◆ Do this
Copy out all lines in the data below containing the string "teamwork".

• • •

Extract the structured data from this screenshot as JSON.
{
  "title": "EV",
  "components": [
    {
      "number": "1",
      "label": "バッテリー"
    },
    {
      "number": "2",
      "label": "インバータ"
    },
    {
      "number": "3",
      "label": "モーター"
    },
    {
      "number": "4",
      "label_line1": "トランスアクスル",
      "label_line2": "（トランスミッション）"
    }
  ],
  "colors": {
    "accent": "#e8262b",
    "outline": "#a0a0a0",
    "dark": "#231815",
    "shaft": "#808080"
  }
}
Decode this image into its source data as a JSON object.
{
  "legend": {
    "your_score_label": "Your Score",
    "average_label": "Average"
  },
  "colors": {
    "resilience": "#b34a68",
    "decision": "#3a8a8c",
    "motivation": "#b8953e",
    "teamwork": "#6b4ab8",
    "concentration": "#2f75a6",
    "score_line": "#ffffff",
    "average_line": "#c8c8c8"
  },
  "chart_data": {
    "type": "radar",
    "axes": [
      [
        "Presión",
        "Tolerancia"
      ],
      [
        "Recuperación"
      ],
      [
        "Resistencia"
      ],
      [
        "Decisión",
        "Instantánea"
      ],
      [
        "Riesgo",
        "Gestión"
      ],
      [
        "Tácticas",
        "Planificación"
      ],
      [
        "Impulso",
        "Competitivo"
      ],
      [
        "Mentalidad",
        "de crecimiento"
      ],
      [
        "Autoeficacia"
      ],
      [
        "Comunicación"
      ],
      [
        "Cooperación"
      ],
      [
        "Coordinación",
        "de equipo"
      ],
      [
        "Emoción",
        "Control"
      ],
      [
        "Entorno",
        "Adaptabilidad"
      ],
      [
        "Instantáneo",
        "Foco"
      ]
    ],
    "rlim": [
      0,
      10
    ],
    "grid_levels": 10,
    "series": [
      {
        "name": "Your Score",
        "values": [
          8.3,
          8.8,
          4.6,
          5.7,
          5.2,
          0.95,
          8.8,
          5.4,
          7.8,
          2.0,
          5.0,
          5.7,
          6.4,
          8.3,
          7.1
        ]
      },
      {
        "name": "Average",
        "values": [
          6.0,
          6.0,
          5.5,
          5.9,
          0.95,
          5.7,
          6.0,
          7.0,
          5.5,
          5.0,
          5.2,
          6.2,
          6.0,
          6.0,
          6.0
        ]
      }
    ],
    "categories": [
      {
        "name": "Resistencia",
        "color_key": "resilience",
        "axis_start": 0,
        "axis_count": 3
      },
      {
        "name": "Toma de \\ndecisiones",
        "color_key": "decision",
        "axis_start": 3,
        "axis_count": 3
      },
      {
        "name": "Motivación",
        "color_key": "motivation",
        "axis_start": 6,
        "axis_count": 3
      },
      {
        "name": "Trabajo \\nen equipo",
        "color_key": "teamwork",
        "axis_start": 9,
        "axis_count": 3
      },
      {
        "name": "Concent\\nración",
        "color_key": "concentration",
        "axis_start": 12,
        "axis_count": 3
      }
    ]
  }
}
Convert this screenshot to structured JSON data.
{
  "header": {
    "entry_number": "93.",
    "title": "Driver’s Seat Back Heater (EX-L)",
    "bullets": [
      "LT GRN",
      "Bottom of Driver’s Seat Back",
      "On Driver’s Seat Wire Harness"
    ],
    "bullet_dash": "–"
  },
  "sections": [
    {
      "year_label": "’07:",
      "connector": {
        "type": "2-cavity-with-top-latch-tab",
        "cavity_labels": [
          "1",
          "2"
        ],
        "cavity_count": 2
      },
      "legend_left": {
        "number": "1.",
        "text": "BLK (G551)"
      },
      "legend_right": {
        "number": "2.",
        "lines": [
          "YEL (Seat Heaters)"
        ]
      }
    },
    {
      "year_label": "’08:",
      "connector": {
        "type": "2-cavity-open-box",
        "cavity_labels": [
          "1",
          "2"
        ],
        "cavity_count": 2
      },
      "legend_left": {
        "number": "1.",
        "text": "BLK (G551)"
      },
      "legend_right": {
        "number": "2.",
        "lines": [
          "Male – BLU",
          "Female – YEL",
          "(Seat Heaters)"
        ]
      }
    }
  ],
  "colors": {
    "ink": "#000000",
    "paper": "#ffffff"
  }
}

• • •

◆ Exercise result
    "teamwork": "#6b4ab8",
        "color_key": "teamwork",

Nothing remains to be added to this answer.